**AIM OF THE TASK**
Copy every line in which the string "Remote" occurs.
** START OF INPUT RECORDS **
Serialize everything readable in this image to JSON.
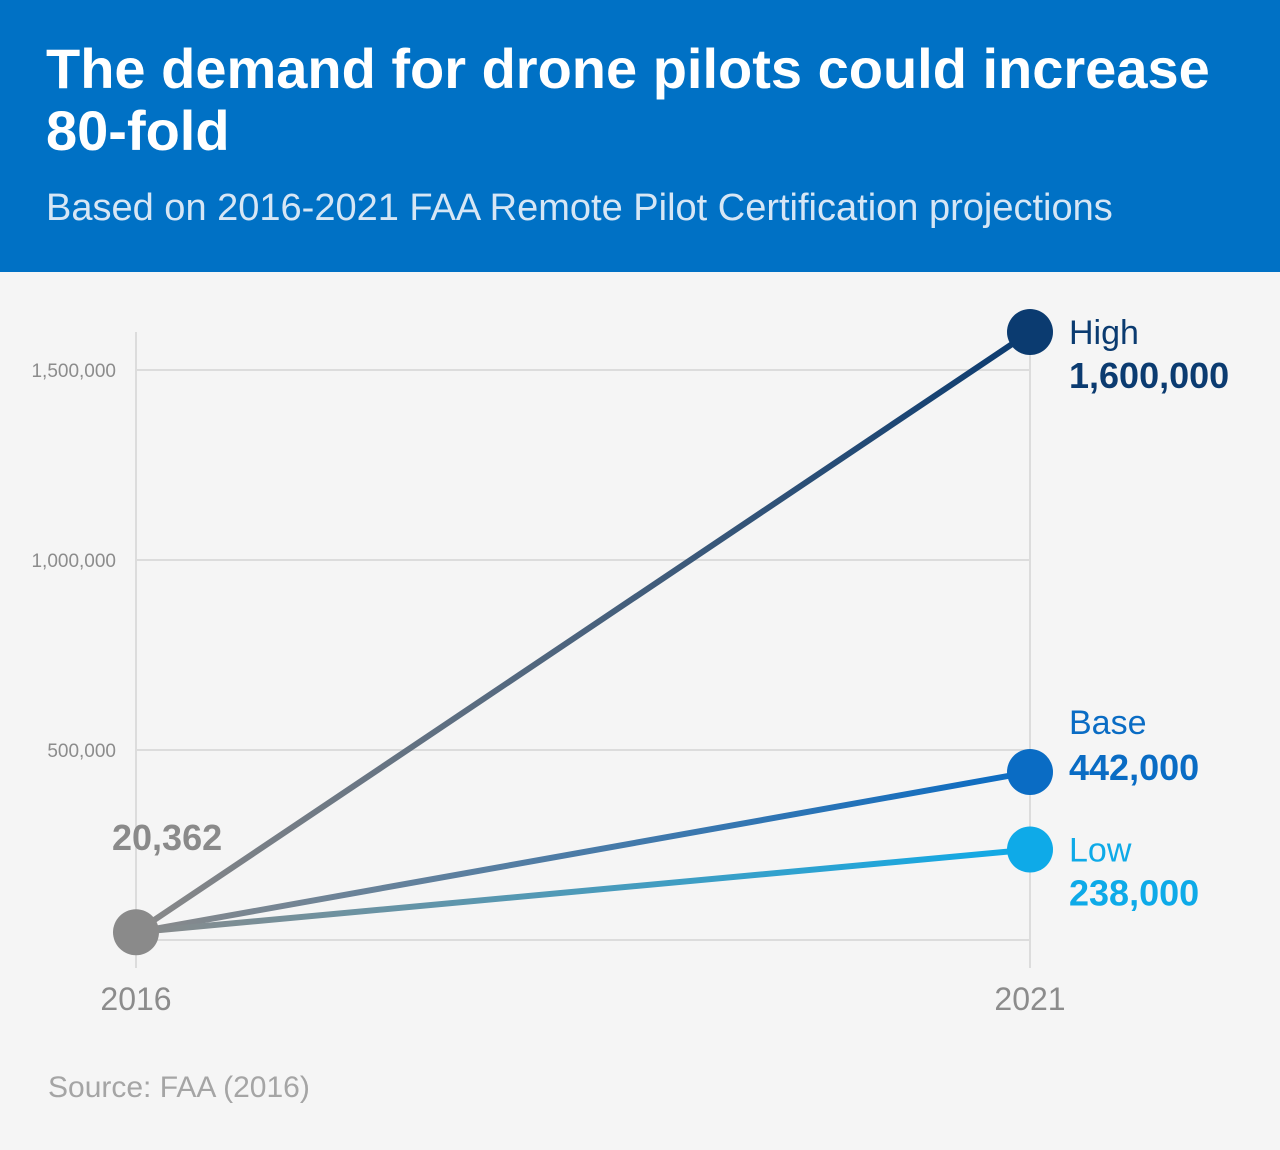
{
  "header": {
    "title": "The demand for drone pilots could increase 80-fold",
    "subtitle": "Based on 2016-2021 FAA Remote Pilot Certification projections"
  },
  "footer": {
    "source": "Source: FAA (2016)"
  },
  "colors": {
    "header_bg": "#0071c5",
    "start_point": "#8a8a8a",
    "high": "#0b3b70",
    "base": "#0a6cc4",
    "low": "#0eaae8",
    "grid": "#dcdcdc",
    "axis_text": "#8c8c8c"
  },
  "chart_data": {
    "type": "line",
    "title": "The demand for drone pilots could increase 80-fold",
    "subtitle": "Based on 2016-2021 FAA Remote Pilot Certification projections",
    "x": [
      "2016",
      "2021"
    ],
    "ylim": [
      0,
      1600000
    ],
    "yticks": [
      500000,
      1000000,
      1500000
    ],
    "ytick_labels": [
      "500,000",
      "1,000,000",
      "1,500,000"
    ],
    "grid": true,
    "start": {
      "x": "2016",
      "value": 20362,
      "label": "20,362"
    },
    "series": [
      {
        "name": "High",
        "values": [
          20362,
          1600000
        ],
        "end_label": "1,600,000",
        "color": "#0b3b70"
      },
      {
        "name": "Base",
        "values": [
          20362,
          442000
        ],
        "end_label": "442,000",
        "color": "#0a6cc4"
      },
      {
        "name": "Low",
        "values": [
          20362,
          238000
        ],
        "end_label": "238,000",
        "color": "#0eaae8"
      }
    ]
  }
}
** END OF INPUT RECORDS **
**CORRECT RESPONSE**
    "subtitle": "Based on 2016-2021 FAA Remote Pilot Certification projections"
    "subtitle": "Based on 2016-2021 FAA Remote Pilot Certification projections",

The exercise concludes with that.